### What you have to do
Please give the listing again in its entirety, exactly as written.

Dataset entries
* * * * * * * * *

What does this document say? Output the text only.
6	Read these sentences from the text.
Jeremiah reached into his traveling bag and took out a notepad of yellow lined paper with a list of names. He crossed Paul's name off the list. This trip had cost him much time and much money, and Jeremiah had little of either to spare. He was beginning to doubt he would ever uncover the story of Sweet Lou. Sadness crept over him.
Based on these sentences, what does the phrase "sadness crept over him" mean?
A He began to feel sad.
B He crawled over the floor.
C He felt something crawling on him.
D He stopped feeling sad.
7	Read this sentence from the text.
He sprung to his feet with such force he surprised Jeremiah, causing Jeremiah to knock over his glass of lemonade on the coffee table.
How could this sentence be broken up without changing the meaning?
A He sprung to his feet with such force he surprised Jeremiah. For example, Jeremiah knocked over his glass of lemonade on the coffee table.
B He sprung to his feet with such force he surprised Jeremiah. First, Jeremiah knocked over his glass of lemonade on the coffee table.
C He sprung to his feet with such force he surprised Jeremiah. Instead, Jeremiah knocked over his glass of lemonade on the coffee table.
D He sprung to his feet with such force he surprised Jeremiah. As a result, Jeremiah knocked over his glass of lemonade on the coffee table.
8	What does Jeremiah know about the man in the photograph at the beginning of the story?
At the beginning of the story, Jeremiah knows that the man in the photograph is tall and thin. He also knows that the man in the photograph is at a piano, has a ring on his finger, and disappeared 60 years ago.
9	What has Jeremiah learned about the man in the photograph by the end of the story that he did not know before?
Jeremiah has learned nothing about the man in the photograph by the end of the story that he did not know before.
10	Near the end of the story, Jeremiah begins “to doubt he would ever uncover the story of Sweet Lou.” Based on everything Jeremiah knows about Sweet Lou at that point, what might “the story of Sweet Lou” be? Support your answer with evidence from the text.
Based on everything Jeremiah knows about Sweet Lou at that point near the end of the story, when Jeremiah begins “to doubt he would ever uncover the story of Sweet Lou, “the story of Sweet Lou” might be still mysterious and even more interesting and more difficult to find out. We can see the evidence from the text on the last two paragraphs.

* * * * * * * * *

### Written answer
What does this document say? Output the text only.
6	Read these sentences from the text.
Jeremiah reached into his traveling bag and took out a notepad of yellow lined paper with a list of names. He crossed Paul's name off the list. This trip had cost him much time and much money, and Jeremiah had little of either to spare. He was beginning to doubt he would ever uncover the story of Sweet Lou. Sadness crept over him.
Based on these sentences, what does the phrase "sadness crept over him" mean?
A He began to feel sad.
B He crawled over the floor.
C He felt something crawling on him.
D He stopped feeling sad.
7	Read this sentence from the text.
He sprung to his feet with such force he surprised Jeremiah, causing Jeremiah to knock over his glass of lemonade on the coffee table.
How could this sentence be broken up without changing the meaning?
A He sprung to his feet with such force he surprised Jeremiah. For example, Jeremiah knocked over his glass of lemonade on the coffee table.
B He sprung to his feet with such force he surprised Jeremiah. First, Jeremiah knocked over his glass of lemonade on the coffee table.
C He sprung to his feet with such force he surprised Jeremiah. Instead, Jeremiah knocked over his glass of lemonade on the coffee table.
D He sprung to his feet with such force he surprised Jeremiah. As a result, Jeremiah knocked over his glass of lemonade on the coffee table.
8	What does Jeremiah know about the man in the photograph at the beginning of the story?
At the beginning of the story, Jeremiah knows that the man in the photograph is tall and thin. He also knows that the man in the photograph is at a piano, has a ring on his finger, and disappeared 60 years ago.
9	What has Jeremiah learned about the man in the photograph by the end of the story that he did not know before?
Jeremiah has learned nothing about the man in the photograph by the end of the story that he did not know before.
10	Near the end of the story, Jeremiah begins “to doubt he would ever uncover the story of Sweet Lou.” Based on everything Jeremiah knows about Sweet Lou at that point, what might “the story of Sweet Lou” be? Support your answer with evidence from the text.
Based on everything Jeremiah knows about Sweet Lou at that point near the end of the story, when Jeremiah begins “to doubt he would ever uncover the story of Sweet Lou, “the story of Sweet Lou” might be still mysterious and even more interesting and more difficult to find out. We can see the evidence from the text on the last two paragraphs.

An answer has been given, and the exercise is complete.